[Saved entries]
· · · · · · ·

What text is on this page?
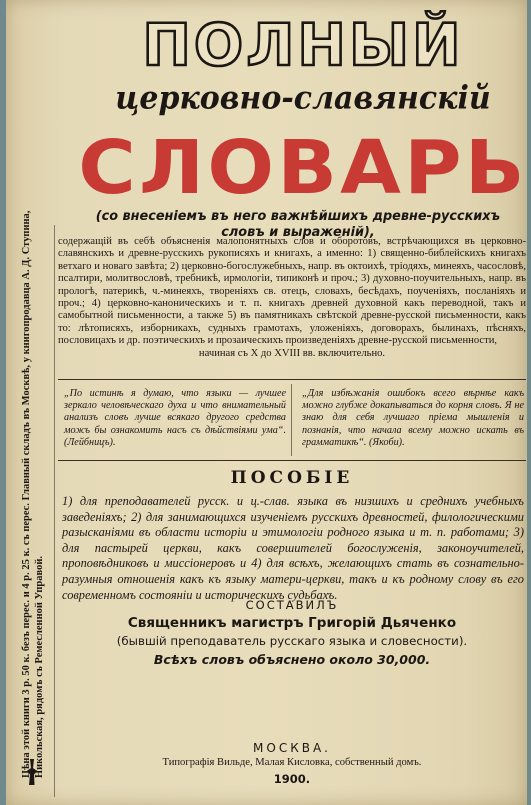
Цѣна этой книги 3 р. 50 к. безъ перес. и 4 р. 25 к. съ перес. Главный складъ въ Москвѣ, у книгопродавца А. Д. Ступина, Никольская, рядомъ съ Ремесленной Управой.
ПОЛНЫЙ
церковно-славянскій
СЛОВАРЬ
(со внесеніемъ въ него важнѣйшихъ древне-русскихъ словъ и выраженій),
содержащій въ себѣ объясненія малопонятныхъ слов и оборотовъ, встрѣчающихся въ церковно-славянскихъ и древне-русскихъ рукописяхъ и книгахъ, а именно: 1) священно-библейскихъ книгахъ ветхаго и новаго завѣта; 2) церковно-богослужебныхъ, напр. въ октоихѣ, тріодяхъ, минеяхъ, часословѣ, псалтири, молитвословѣ, требникѣ, ирмологіи, типиконѣ и проч.; 3) духовно-поучительныхъ, напр. въ прологѣ, патерикѣ, ч.-минеяхъ, твореніяхъ св. отецъ, словахъ, бесѣдахъ, поученіяхъ, посланіяхъ и проч.; 4) церковно-каноническихъ и т. п. книгахъ древней духовной какъ переводной, такъ и самобытной письменности, а также 5) въ памятникахъ свѣтской древне-русской письменности, какъ то: лѣтописяхъ, изборникахъ, судныхъ грамотахъ, уложеніяхъ, договорахъ, былинахъ, пѣсняхъ, пословицахъ и др. поэтическихъ и прозаическихъ произведеніяхъ древне-русской письменности,
начиная съ X до XVIII вв. включительно.
„По истинѣ я думаю, что языки — лучшее зеркало человѣческаго духа и что внимательный анализъ словъ лучше всякаго другого средства можъ бы ознакомить насъ съ дѣйствіями ума“. (Лейбницъ).
„Для избѣжанія ошибокъ всего вѣрнѣе какъ можно глубже докапываться до корня словъ. Я не знаю для себя лучшаго пріема мышленія и познанія, что начала всему можно искать въ грамматикѣ“. (Якоби).
ПОСОБІЕ
1) для преподавателей русск. и ц.-слав. языка въ низшихъ и среднихъ учебныхъ заведеніяхъ; 2) для занимающихся изученіемъ русскихъ древностей, филологическими разысканіями въ области исторіи и этимологіи родного языка и т. п. работами; 3) для пастырей церкви, какъ совершителей богослуженія, законоучителей, проповѣдниковъ и миссіонеровъ и 4) для всѣхъ, желающихъ стать въ сознательно-разумныя отношенія какъ къ языку матери-церкви, такъ и къ родному слову въ его современномъ состояніи и историческихъ судьбахъ.
СОСТАВИЛЪ
Священникъ магистръ Григорій Дьяченко
(бывшій преподаватель русскаго языка и словесности).
Всѣхъ словъ объяснено около 30,000.
МОСКВА.
Типографія Вильде, Малая Кисловка, собственный домъ.
1900.
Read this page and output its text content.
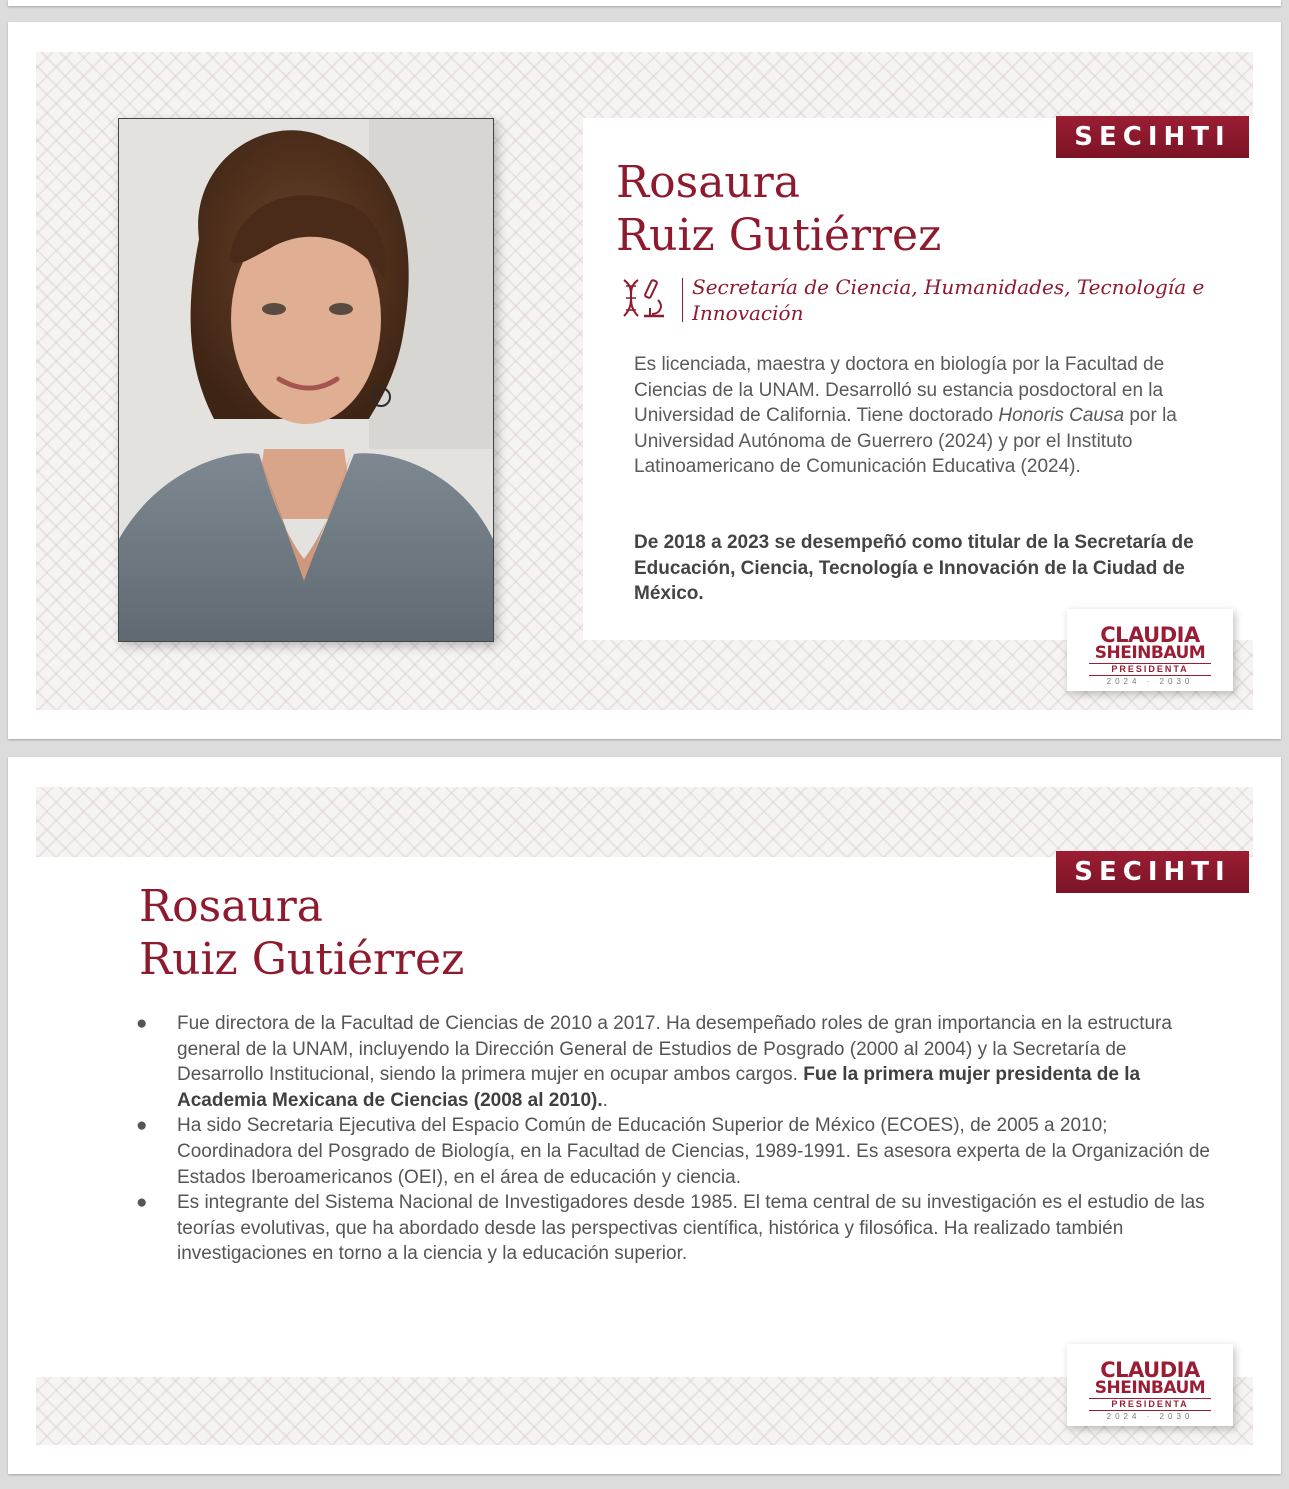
SECIHTI
Rosaura
Ruiz Gutiérrez
Secretaría de Ciencia, Humanidades, Tecnología e
Innovación
Es licenciada, maestra y doctora en biología por la Facultad de Ciencias de la UNAM. Desarrolló su estancia posdoctoral en la Universidad de California. Tiene doctorado Honoris Causa por la Universidad Autónoma de Guerrero (2024) y por el Instituto Latinoamericano de Comunicación Educativa (2024).
De 2018 a 2023 se desempeñó como titular de la Secretaría de Educación, Ciencia, Tecnología e Innovación de la Ciudad de México.
CLAUDIA
SHEINBAUM
PRESIDENTA
2024 · 2030
SECIHTI
Rosaura
Ruiz Gutiérrez
● Fue directora de la Facultad de Ciencias de 2010 a 2017. Ha desempeñado roles de gran importancia en la estructura general de la UNAM, incluyendo la Dirección General de Estudios de Posgrado (2000 al 2004) y la Secretaría de Desarrollo Institucional, siendo la primera mujer en ocupar ambos cargos. Fue la primera mujer presidenta de la Academia Mexicana de Ciencias (2008 al 2010)..
● Ha sido Secretaria Ejecutiva del Espacio Común de Educación Superior de México (ECOES), de 2005 a 2010; Coordinadora del Posgrado de Biología, en la Facultad de Ciencias, 1989-1991. Es asesora experta de la Organización de Estados Iberoamericanos (OEI), en el área de educación y ciencia.
● Es integrante del Sistema Nacional de Investigadores desde 1985. El tema central de su investigación es el estudio de las teorías evolutivas, que ha abordado desde las perspectivas científica, histórica y filosófica. Ha realizado también investigaciones en torno a la ciencia y la educación superior.
CLAUDIA
SHEINBAUM
PRESIDENTA
2024 · 2030
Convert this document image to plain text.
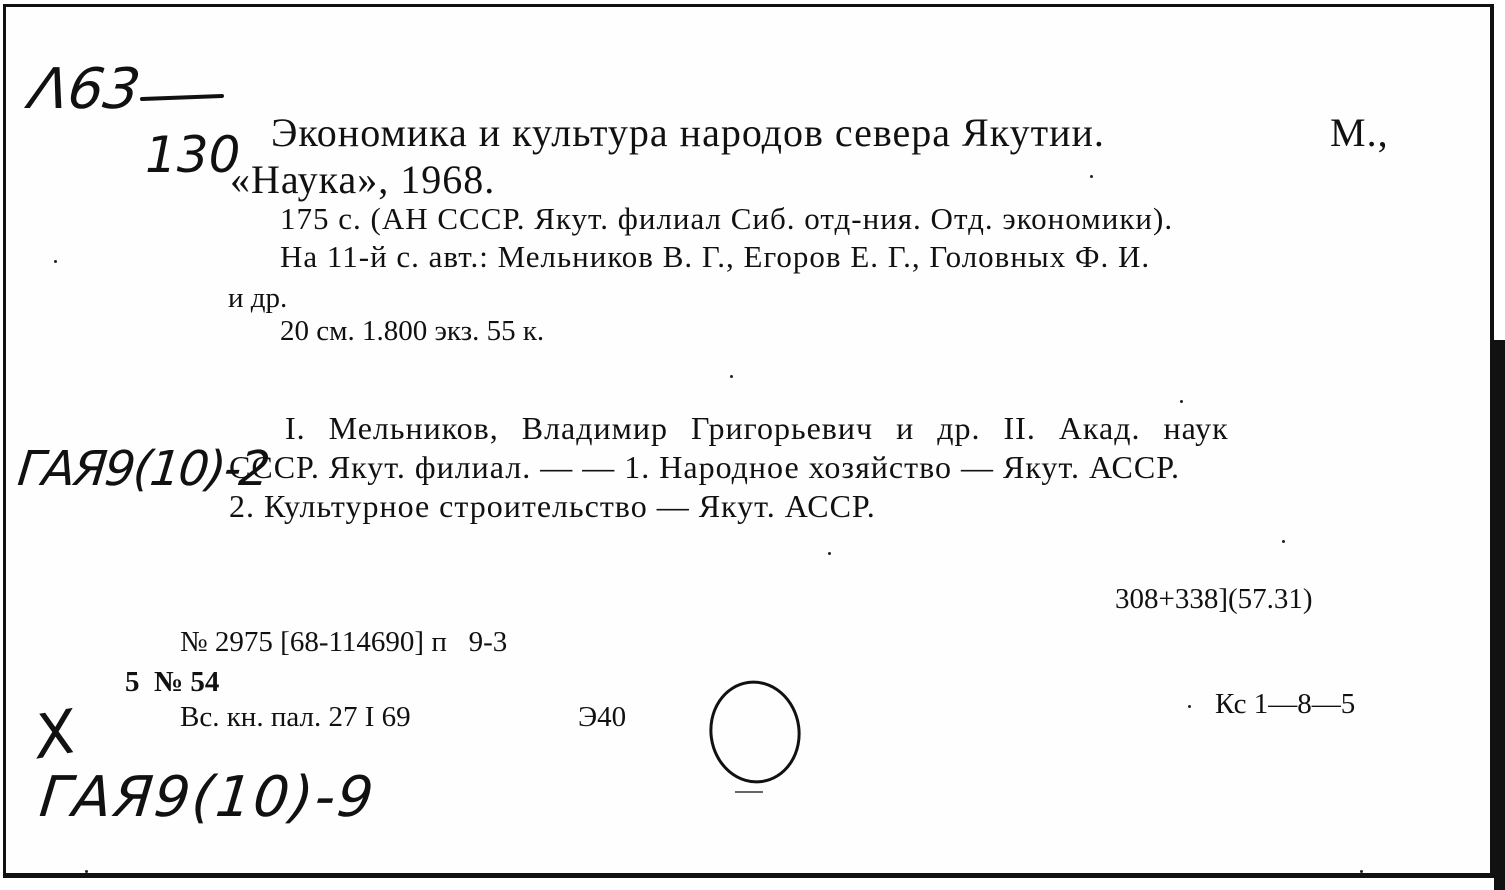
Λ63
130 Экономика и культура народов севера Якутии.	М.,
«Наука», 1968.
175 с. (АН СССР. Якут. филиал Сиб. отд-ния. Отд. экономики).
На 11-й с. авт.: Мельников В. Г., Егоров Е. Г., Головных Ф. И.
и др.
20 см. 1.800 экз. 55 к.
I. Мельников, Владимир Григорьевич и др. II. Акад. наук
ГАЯ9(10)-2
СССР. Якут. филиал. — — 1. Народное хозяйство — Якут. АССР.
2. Культурное строительство — Якут. АССР.
308+338](57.31)
№ 2975 [68-114690] п   9-3
5  № 54
Вс. кн. пал. 27 I 69	Э40	Кс 1—8—5
X
ГАЯ9(10)-9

· · · · · · ·

--- What the exercise asks ---
Set the pictures aside and transcribe the data above exactly.

--- Solution for this problem ---
What text is on this page?
Цѣна этой книги 3 р. 50 к. безъ перес. и 4 р. 25 к. съ перес. Главный складъ въ Москвѣ, у книгопродавца А. Д. Ступина, Никольская, рядомъ съ Ремесленной Управой.
ПОЛНЫЙ
церковно-славянскій
СЛОВАРЬ
(со внесеніемъ въ него важнѣйшихъ древне-русскихъ словъ и выраженій),
содержащій въ себѣ объясненія малопонятныхъ слов и оборотовъ, встрѣчающихся въ церковно-славянскихъ и древне-русскихъ рукописяхъ и книгахъ, а именно: 1) священно-библейскихъ книгахъ ветхаго и новаго завѣта; 2) церковно-богослужебныхъ, напр. въ октоихѣ, тріодяхъ, минеяхъ, часословѣ, псалтири, молитвословѣ, требникѣ, ирмологіи, типиконѣ и проч.; 3) духовно-поучительныхъ, напр. въ прологѣ, патерикѣ, ч.-минеяхъ, твореніяхъ св. отецъ, словахъ, бесѣдахъ, поученіяхъ, посланіяхъ и проч.; 4) церковно-каноническихъ и т. п. книгахъ древней духовной какъ переводной, такъ и самобытной письменности, а также 5) въ памятникахъ свѣтской древне-русской письменности, какъ то: лѣтописяхъ, изборникахъ, судныхъ грамотахъ, уложеніяхъ, договорахъ, былинахъ, пѣсняхъ, пословицахъ и др. поэтическихъ и прозаическихъ произведеніяхъ древне-русской письменности,
начиная съ X до XVIII вв. включительно.
„По истинѣ я думаю, что языки — лучшее зеркало человѣческаго духа и что внимательный анализъ словъ лучше всякаго другого средства можъ бы ознакомить насъ съ дѣйствіями ума“. (Лейбницъ).
„Для избѣжанія ошибокъ всего вѣрнѣе какъ можно глубже докапываться до корня словъ. Я не знаю для себя лучшаго пріема мышленія и познанія, что начала всему можно искать въ грамматикѣ“. (Якоби).
ПОСОБІЕ
1) для преподавателей русск. и ц.-слав. языка въ низшихъ и среднихъ учебныхъ заведеніяхъ; 2) для занимающихся изученіемъ русскихъ древностей, филологическими разысканіями въ области исторіи и этимологіи родного языка и т. п. работами; 3) для пастырей церкви, какъ совершителей богослуженія, законоучителей, проповѣдниковъ и миссіонеровъ и 4) для всѣхъ, желающихъ стать въ сознательно-разумныя отношенія какъ къ языку матери-церкви, такъ и къ родному слову въ его современномъ состояніи и историческихъ судьбахъ.
СОСТАВИЛЪ
Священникъ магистръ Григорій Дьяченко
(бывшій преподаватель русскаго языка и словесности).
Всѣхъ словъ объяснено около 30,000.
МОСКВА.
Типографія Вильде, Малая Кисловка, собственный домъ.
1900.
Read this page and output its text content.
SECIHTI
Rosaura
Ruiz Gutiérrez
Secretaría de Ciencia, Humanidades, Tecnología e
Innovación
Es licenciada, maestra y doctora en biología por la Facultad de Ciencias de la UNAM. Desarrolló su estancia posdoctoral en la Universidad de California. Tiene doctorado Honoris Causa por la Universidad Autónoma de Guerrero (2024) y por el Instituto Latinoamericano de Comunicación Educativa (2024).
De 2018 a 2023 se desempeñó como titular de la Secretaría de Educación, Ciencia, Tecnología e Innovación de la Ciudad de México.
CLAUDIA
SHEINBAUM
PRESIDENTA
2024 · 2030
SECIHTI
Rosaura
Ruiz Gutiérrez
● Fue directora de la Facultad de Ciencias de 2010 a 2017. Ha desempeñado roles de gran importancia en la estructura general de la UNAM, incluyendo la Dirección General de Estudios de Posgrado (2000 al 2004) y la Secretaría de Desarrollo Institucional, siendo la primera mujer en ocupar ambos cargos. Fue la primera mujer presidenta de la Academia Mexicana de Ciencias (2008 al 2010)..
● Ha sido Secretaria Ejecutiva del Espacio Común de Educación Superior de México (ECOES), de 2005 a 2010; Coordinadora del Posgrado de Biología, en la Facultad de Ciencias, 1989-1991. Es asesora experta de la Organización de Estados Iberoamericanos (OEI), en el área de educación y ciencia.
● Es integrante del Sistema Nacional de Investigadores desde 1985. El tema central de su investigación es el estudio de las teorías evolutivas, que ha abordado desde las perspectivas científica, histórica y filosófica. Ha realizado también investigaciones en torno a la ciencia y la educación superior.
CLAUDIA
SHEINBAUM
PRESIDENTA
2024 · 2030
Convert this document image to plain text.
Λ63
130 Экономика и культура народов севера Якутии.	М.,
«Наука», 1968.
175 с. (АН СССР. Якут. филиал Сиб. отд-ния. Отд. экономики).
На 11-й с. авт.: Мельников В. Г., Егоров Е. Г., Головных Ф. И.
и др.
20 см. 1.800 экз. 55 к.
I. Мельников, Владимир Григорьевич и др. II. Акад. наук
ГАЯ9(10)-2
СССР. Якут. филиал. — — 1. Народное хозяйство — Якут. АССР.
2. Культурное строительство — Якут. АССР.
308+338](57.31)
№ 2975 [68-114690] п   9-3
5  № 54
Вс. кн. пал. 27 I 69	Э40	Кс 1—8—5
X
ГАЯ9(10)-9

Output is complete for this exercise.